▸ What you have to do: Which lines in the material below contain the word "method"? Copy each of them.

Dataset listings of figures:
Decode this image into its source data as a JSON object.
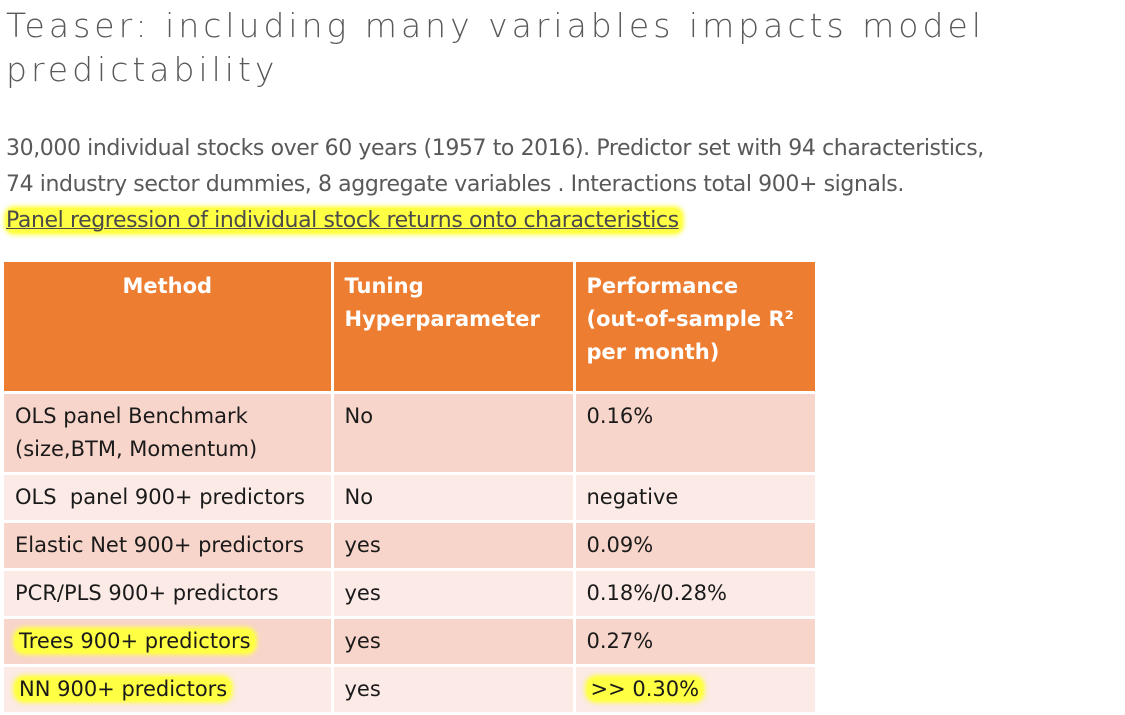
{
  "slide": {
    "title": "Teaser: including many variables impacts model predictability",
    "paragraph_line1": "30,000 individual stocks over 60 years (1957 to 2016). Predictor set  with 94 characteristics,",
    "paragraph_line2": "74 industry sector dummies, 8 aggregate variables . Interactions total 900+  signals.",
    "highlighted_link": "Panel regression of individual stock returns onto characteristics"
  },
  "table": {
    "headers": {
      "method": "Method",
      "tuning": "Tuning Hyperparameter",
      "performance": "Performance (out-of-sample R² per month)"
    },
    "rows": [
      {
        "method": "OLS panel Benchmark (size,BTM, Momentum)",
        "tuning": "No",
        "performance": "0.16%"
      },
      {
        "method": "OLS  panel 900+ predictors",
        "tuning": "No",
        "performance": "negative"
      },
      {
        "method": "Elastic Net 900+ predictors",
        "tuning": "yes",
        "performance": "0.09%"
      },
      {
        "method": "PCR/PLS 900+ predictors",
        "tuning": "yes",
        "performance": "0.18%/0.28%"
      },
      {
        "method": "Trees 900+ predictors",
        "tuning": "yes",
        "performance": "0.27%"
      },
      {
        "method": "NN 900+ predictors",
        "tuning": "yes",
        "performance": ">> 0.30%"
      }
    ]
  },
  "colors": {
    "header_orange": "#ed7d31",
    "row_dark": "#f8d5cb",
    "row_light": "#fbeae5",
    "highlight_yellow": "#ffff44",
    "text_gray": "#595959"
  }
}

▸ Answer to the problem:
      "method": "Method",
        "method": "OLS panel Benchmark (size,BTM, Momentum)",
        "method": "OLS  panel 900+ predictors",
        "method": "Elastic Net 900+ predictors",
        "method": "PCR/PLS 900+ predictors",
        "method": "Trees 900+ predictors",
        "method": "NN 900+ predictors",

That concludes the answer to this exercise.